→ **Records supplied**
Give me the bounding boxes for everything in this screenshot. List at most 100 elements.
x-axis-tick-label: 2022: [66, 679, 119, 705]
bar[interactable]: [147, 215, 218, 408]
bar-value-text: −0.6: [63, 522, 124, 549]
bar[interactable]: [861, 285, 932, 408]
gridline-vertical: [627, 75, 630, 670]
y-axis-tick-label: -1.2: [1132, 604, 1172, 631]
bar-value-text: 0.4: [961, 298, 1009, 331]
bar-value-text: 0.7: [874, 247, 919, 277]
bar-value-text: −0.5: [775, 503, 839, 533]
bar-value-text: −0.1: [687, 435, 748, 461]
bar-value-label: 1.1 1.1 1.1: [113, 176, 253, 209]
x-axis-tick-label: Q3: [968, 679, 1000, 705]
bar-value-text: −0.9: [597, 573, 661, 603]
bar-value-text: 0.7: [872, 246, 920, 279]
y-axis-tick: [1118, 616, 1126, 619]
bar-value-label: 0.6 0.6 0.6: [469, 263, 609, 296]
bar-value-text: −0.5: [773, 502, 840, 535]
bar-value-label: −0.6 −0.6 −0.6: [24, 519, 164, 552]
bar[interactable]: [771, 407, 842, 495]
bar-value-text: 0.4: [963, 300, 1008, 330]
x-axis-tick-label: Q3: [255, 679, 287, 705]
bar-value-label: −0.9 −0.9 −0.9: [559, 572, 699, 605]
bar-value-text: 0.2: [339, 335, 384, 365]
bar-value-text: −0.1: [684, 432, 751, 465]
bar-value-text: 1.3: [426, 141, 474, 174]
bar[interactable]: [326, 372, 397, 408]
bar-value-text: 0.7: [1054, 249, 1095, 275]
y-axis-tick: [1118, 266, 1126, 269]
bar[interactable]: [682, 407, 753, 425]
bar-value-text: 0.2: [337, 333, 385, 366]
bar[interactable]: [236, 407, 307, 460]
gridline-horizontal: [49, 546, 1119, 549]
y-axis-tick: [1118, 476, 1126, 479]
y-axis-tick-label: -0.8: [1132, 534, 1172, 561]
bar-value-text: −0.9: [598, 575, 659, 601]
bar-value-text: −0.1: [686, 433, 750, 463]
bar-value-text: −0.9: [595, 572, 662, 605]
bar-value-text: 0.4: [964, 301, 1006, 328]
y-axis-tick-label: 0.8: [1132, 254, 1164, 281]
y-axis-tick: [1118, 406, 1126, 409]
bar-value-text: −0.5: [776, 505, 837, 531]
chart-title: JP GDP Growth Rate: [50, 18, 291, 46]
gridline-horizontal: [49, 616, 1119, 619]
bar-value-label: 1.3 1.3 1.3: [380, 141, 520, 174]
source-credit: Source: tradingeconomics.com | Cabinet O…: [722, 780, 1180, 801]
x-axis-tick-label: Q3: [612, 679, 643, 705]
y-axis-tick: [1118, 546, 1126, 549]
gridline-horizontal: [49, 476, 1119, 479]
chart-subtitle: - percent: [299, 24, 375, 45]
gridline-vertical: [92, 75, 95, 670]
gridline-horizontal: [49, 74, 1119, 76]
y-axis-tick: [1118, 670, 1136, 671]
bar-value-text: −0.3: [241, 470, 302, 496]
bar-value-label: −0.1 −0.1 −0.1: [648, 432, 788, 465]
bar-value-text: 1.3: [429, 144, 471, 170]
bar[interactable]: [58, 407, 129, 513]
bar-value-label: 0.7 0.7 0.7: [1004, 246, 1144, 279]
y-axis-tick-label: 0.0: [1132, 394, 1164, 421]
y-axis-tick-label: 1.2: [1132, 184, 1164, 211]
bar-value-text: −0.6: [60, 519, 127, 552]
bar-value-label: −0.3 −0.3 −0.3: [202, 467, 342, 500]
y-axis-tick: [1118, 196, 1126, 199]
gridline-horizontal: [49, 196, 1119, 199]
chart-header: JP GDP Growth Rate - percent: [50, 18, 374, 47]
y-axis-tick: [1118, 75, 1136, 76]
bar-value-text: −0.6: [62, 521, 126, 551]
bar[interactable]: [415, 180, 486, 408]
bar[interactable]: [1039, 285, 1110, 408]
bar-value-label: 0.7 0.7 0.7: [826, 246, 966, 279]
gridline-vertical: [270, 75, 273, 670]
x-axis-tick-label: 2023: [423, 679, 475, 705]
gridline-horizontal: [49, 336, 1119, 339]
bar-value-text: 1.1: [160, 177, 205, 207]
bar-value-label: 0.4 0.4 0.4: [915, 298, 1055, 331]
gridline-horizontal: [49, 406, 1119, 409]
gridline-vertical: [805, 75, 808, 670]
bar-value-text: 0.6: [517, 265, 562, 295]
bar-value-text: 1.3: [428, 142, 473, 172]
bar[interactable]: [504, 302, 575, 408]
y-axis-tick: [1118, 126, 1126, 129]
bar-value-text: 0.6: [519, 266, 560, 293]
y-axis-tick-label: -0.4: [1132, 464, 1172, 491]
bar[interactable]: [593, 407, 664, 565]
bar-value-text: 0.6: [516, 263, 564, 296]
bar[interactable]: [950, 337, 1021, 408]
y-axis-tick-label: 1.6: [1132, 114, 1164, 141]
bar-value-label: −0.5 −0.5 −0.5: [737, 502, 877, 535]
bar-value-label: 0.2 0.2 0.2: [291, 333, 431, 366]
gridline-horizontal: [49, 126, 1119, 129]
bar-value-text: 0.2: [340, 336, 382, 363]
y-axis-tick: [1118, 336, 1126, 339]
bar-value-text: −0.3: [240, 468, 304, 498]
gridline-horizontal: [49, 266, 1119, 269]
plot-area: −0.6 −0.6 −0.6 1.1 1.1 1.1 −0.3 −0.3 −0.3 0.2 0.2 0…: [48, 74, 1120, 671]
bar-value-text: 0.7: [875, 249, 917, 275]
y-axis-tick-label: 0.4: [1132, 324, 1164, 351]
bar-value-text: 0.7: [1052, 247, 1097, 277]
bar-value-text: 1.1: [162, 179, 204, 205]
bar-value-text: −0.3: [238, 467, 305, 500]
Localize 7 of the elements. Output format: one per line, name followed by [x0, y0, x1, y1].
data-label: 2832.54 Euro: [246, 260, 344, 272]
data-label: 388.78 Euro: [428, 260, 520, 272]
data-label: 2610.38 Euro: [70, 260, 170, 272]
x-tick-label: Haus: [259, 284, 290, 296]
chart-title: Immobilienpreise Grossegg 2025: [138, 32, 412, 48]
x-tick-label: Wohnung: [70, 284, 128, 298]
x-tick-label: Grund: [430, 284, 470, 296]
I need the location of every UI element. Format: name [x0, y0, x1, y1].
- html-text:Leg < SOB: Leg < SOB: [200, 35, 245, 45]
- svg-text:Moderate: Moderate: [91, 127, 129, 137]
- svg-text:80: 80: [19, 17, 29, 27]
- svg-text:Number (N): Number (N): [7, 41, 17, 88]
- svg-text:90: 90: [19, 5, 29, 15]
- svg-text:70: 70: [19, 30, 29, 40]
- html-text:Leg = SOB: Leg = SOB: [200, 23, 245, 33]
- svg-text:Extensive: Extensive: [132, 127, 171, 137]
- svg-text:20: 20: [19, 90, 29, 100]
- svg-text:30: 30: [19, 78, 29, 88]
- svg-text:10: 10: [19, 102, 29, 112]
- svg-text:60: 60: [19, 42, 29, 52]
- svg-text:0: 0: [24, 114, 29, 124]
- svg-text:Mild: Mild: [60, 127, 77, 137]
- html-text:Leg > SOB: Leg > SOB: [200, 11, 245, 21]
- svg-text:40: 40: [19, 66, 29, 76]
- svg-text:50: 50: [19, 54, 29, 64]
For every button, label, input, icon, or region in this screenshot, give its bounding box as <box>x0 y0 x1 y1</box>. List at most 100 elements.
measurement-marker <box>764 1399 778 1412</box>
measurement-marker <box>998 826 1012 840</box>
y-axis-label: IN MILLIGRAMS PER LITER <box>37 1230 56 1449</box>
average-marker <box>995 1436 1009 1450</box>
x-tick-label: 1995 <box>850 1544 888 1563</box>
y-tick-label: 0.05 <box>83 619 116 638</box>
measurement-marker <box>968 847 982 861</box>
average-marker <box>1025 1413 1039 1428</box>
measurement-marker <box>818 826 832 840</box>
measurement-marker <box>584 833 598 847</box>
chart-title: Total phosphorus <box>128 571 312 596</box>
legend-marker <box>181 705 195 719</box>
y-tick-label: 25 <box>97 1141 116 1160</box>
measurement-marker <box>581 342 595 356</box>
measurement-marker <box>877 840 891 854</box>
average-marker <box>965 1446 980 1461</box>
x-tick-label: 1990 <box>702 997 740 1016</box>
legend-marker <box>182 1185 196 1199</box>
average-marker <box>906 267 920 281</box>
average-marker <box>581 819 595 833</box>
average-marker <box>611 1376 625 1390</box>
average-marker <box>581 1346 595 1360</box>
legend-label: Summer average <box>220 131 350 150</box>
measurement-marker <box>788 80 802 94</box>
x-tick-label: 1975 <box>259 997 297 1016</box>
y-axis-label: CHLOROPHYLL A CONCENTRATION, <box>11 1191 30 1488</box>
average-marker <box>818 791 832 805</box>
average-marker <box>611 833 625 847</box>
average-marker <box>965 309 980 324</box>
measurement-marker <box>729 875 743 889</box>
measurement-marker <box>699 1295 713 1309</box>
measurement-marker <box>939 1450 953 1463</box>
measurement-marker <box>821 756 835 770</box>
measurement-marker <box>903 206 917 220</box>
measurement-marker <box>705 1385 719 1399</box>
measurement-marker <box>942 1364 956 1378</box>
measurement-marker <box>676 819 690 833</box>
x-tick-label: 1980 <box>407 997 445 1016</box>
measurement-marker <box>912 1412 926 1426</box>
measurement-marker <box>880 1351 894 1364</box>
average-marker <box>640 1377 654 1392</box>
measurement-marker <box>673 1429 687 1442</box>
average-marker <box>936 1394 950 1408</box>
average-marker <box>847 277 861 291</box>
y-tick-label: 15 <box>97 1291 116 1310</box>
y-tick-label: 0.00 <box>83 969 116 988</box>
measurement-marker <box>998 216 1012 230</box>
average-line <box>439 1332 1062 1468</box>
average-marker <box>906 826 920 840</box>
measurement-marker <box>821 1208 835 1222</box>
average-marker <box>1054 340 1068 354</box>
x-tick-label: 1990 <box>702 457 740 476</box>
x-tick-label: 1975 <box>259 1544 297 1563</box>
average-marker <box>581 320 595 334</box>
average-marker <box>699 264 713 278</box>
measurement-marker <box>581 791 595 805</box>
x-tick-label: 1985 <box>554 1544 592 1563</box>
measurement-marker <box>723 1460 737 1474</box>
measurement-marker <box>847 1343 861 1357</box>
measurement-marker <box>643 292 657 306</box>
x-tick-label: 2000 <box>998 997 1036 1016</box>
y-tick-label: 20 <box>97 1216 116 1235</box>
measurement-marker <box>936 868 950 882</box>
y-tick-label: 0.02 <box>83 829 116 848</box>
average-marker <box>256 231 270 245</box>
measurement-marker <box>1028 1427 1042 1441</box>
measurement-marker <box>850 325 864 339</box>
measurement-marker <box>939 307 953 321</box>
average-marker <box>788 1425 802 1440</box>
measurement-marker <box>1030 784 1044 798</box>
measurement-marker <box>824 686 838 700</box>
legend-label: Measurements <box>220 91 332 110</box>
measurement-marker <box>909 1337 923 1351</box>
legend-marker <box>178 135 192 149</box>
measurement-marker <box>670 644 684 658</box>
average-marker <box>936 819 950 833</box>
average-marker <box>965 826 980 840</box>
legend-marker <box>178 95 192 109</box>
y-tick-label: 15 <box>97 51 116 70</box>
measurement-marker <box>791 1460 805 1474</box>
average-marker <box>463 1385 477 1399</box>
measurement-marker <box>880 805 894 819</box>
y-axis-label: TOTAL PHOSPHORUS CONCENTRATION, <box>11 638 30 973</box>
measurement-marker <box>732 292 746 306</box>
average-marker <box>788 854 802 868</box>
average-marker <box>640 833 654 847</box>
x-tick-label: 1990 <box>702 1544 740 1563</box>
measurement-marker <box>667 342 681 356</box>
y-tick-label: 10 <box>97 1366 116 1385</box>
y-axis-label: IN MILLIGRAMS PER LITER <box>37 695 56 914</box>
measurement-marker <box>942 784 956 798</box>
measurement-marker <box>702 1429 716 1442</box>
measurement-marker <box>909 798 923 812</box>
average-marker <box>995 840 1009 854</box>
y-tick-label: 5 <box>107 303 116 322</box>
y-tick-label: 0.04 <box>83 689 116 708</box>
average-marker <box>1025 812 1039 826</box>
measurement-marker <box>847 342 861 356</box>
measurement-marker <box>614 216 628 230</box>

→ **What the task requires**
Rewrite the lines from the first one through the one containing "bar-value-text: −0.1: [684, 432, 751, 465]", changing "bar-value-text" to "bar-number-text" and keeping everything else the same.

→ **Solution below**
Give me the bounding boxes for everything in this screenshot. List at most 100 elements.
x-axis-tick-label: 2022: [66, 679, 119, 705]
bar[interactable]: [147, 215, 218, 408]
bar-number-text: −0.6: [63, 522, 124, 549]
bar[interactable]: [861, 285, 932, 408]
gridline-vertical: [627, 75, 630, 670]
y-axis-tick-label: -1.2: [1132, 604, 1172, 631]
bar-number-text: 0.4: [961, 298, 1009, 331]
bar-number-text: 0.7: [874, 247, 919, 277]
bar-number-text: −0.5: [775, 503, 839, 533]
bar-number-text: −0.1: [687, 435, 748, 461]
bar-value-label: 1.1 1.1 1.1: [113, 176, 253, 209]
x-axis-tick-label: Q3: [968, 679, 1000, 705]
bar-number-text: −0.9: [597, 573, 661, 603]
bar-number-text: 0.7: [872, 246, 920, 279]
y-axis-tick: [1118, 616, 1126, 619]
bar-value-label: 0.6 0.6 0.6: [469, 263, 609, 296]
bar-number-text: −0.5: [773, 502, 840, 535]
bar-value-label: −0.6 −0.6 −0.6: [24, 519, 164, 552]
bar[interactable]: [771, 407, 842, 495]
bar-number-text: 0.4: [963, 300, 1008, 330]
x-axis-tick-label: Q3: [255, 679, 287, 705]
bar-value-label: −0.9 −0.9 −0.9: [559, 572, 699, 605]
bar-number-text: 0.2: [339, 335, 384, 365]
bar-number-text: −0.1: [684, 432, 751, 465]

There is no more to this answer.